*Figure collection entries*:
>> start

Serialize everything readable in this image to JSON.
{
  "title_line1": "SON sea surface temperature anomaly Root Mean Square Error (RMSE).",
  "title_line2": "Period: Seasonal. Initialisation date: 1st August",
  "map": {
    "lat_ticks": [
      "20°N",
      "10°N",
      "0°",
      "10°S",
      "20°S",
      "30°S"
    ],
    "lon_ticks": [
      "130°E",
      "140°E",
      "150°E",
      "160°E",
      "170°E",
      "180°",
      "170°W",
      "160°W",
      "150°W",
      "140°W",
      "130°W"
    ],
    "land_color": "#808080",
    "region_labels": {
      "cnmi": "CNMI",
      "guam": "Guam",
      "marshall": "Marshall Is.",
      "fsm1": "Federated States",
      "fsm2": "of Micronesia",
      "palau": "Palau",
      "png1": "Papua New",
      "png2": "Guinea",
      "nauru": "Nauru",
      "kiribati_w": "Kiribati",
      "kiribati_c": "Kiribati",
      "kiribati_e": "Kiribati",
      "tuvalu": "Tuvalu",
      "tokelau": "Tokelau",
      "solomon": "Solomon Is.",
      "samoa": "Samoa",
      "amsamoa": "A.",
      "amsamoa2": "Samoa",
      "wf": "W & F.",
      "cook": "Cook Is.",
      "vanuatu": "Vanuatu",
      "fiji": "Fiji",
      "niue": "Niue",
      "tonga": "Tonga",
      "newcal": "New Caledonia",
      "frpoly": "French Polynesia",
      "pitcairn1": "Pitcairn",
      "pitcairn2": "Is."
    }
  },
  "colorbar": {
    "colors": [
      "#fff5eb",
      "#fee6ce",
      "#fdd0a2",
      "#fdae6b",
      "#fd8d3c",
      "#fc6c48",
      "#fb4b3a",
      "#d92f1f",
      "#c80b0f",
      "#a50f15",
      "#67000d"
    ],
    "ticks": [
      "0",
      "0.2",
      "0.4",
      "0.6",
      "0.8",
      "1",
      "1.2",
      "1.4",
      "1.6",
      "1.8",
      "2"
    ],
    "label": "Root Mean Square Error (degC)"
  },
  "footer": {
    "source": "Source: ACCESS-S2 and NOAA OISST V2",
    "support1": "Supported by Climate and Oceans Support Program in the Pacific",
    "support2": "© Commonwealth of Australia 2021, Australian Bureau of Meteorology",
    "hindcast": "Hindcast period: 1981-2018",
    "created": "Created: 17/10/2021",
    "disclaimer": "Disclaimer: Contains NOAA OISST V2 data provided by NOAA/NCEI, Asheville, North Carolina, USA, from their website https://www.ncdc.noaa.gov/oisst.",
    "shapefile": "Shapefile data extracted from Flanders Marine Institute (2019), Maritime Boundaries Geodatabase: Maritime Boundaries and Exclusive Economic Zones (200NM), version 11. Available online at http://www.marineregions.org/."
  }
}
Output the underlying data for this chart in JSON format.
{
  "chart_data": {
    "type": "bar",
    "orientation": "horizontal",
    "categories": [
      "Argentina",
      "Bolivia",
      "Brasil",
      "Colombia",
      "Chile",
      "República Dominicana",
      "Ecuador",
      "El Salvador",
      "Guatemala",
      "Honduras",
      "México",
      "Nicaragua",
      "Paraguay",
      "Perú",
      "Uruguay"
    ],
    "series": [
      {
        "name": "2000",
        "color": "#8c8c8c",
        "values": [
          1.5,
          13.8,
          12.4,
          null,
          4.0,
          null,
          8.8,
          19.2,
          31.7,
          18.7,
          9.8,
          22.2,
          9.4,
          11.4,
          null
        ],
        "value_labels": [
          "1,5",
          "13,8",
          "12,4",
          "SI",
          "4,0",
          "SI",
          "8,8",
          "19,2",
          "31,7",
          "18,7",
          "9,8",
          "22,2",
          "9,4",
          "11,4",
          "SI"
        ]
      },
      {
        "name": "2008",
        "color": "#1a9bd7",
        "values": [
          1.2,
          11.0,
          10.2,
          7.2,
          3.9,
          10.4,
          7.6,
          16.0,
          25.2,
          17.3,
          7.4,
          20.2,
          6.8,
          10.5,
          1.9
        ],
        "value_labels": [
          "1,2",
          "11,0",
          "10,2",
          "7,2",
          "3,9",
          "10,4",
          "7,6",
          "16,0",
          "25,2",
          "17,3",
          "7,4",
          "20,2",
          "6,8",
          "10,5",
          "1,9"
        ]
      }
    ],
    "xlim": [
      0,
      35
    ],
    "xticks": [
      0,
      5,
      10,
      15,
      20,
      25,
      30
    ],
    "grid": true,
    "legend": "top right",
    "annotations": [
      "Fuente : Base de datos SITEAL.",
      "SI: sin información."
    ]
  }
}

>> end

Give a word-for-word copy of the records.

*FINAL ANSWER*:
Serialize everything readable in this image to JSON.
{
  "title_line1": "SON sea surface temperature anomaly Root Mean Square Error (RMSE).",
  "title_line2": "Period: Seasonal. Initialisation date: 1st August",
  "map": {
    "lat_ticks": [
      "20°N",
      "10°N",
      "0°",
      "10°S",
      "20°S",
      "30°S"
    ],
    "lon_ticks": [
      "130°E",
      "140°E",
      "150°E",
      "160°E",
      "170°E",
      "180°",
      "170°W",
      "160°W",
      "150°W",
      "140°W",
      "130°W"
    ],
    "land_color": "#808080",
    "region_labels": {
      "cnmi": "CNMI",
      "guam": "Guam",
      "marshall": "Marshall Is.",
      "fsm1": "Federated States",
      "fsm2": "of Micronesia",
      "palau": "Palau",
      "png1": "Papua New",
      "png2": "Guinea",
      "nauru": "Nauru",
      "kiribati_w": "Kiribati",
      "kiribati_c": "Kiribati",
      "kiribati_e": "Kiribati",
      "tuvalu": "Tuvalu",
      "tokelau": "Tokelau",
      "solomon": "Solomon Is.",
      "samoa": "Samoa",
      "amsamoa": "A.",
      "amsamoa2": "Samoa",
      "wf": "W & F.",
      "cook": "Cook Is.",
      "vanuatu": "Vanuatu",
      "fiji": "Fiji",
      "niue": "Niue",
      "tonga": "Tonga",
      "newcal": "New Caledonia",
      "frpoly": "French Polynesia",
      "pitcairn1": "Pitcairn",
      "pitcairn2": "Is."
    }
  },
  "colorbar": {
    "colors": [
      "#fff5eb",
      "#fee6ce",
      "#fdd0a2",
      "#fdae6b",
      "#fd8d3c",
      "#fc6c48",
      "#fb4b3a",
      "#d92f1f",
      "#c80b0f",
      "#a50f15",
      "#67000d"
    ],
    "ticks": [
      "0",
      "0.2",
      "0.4",
      "0.6",
      "0.8",
      "1",
      "1.2",
      "1.4",
      "1.6",
      "1.8",
      "2"
    ],
    "label": "Root Mean Square Error (degC)"
  },
  "footer": {
    "source": "Source: ACCESS-S2 and NOAA OISST V2",
    "support1": "Supported by Climate and Oceans Support Program in the Pacific",
    "support2": "© Commonwealth of Australia 2021, Australian Bureau of Meteorology",
    "hindcast": "Hindcast period: 1981-2018",
    "created": "Created: 17/10/2021",
    "disclaimer": "Disclaimer: Contains NOAA OISST V2 data provided by NOAA/NCEI, Asheville, North Carolina, USA, from their website https://www.ncdc.noaa.gov/oisst.",
    "shapefile": "Shapefile data extracted from Flanders Marine Institute (2019), Maritime Boundaries Geodatabase: Maritime Boundaries and Exclusive Economic Zones (200NM), version 11. Available online at http://www.marineregions.org/."
  }
}
Output the underlying data for this chart in JSON format.
{
  "chart_data": {
    "type": "bar",
    "orientation": "horizontal",
    "categories": [
      "Argentina",
      "Bolivia",
      "Brasil",
      "Colombia",
      "Chile",
      "República Dominicana",
      "Ecuador",
      "El Salvador",
      "Guatemala",
      "Honduras",
      "México",
      "Nicaragua",
      "Paraguay",
      "Perú",
      "Uruguay"
    ],
    "series": [
      {
        "name": "2000",
        "color": "#8c8c8c",
        "values": [
          1.5,
          13.8,
          12.4,
          null,
          4.0,
          null,
          8.8,
          19.2,
          31.7,
          18.7,
          9.8,
          22.2,
          9.4,
          11.4,
          null
        ],
        "value_labels": [
          "1,5",
          "13,8",
          "12,4",
          "SI",
          "4,0",
          "SI",
          "8,8",
          "19,2",
          "31,7",
          "18,7",
          "9,8",
          "22,2",
          "9,4",
          "11,4",
          "SI"
        ]
      },
      {
        "name": "2008",
        "color": "#1a9bd7",
        "values": [
          1.2,
          11.0,
          10.2,
          7.2,
          3.9,
          10.4,
          7.6,
          16.0,
          25.2,
          17.3,
          7.4,
          20.2,
          6.8,
          10.5,
          1.9
        ],
        "value_labels": [
          "1,2",
          "11,0",
          "10,2",
          "7,2",
          "3,9",
          "10,4",
          "7,6",
          "16,0",
          "25,2",
          "17,3",
          "7,4",
          "20,2",
          "6,8",
          "10,5",
          "1,9"
        ]
      }
    ],
    "xlim": [
      0,
      35
    ],
    "xticks": [
      0,
      5,
      10,
      15,
      20,
      25,
      30
    ],
    "grid": true,
    "legend": "top right",
    "annotations": [
      "Fuente : Base de datos SITEAL.",
      "SI: sin información."
    ]
  }
}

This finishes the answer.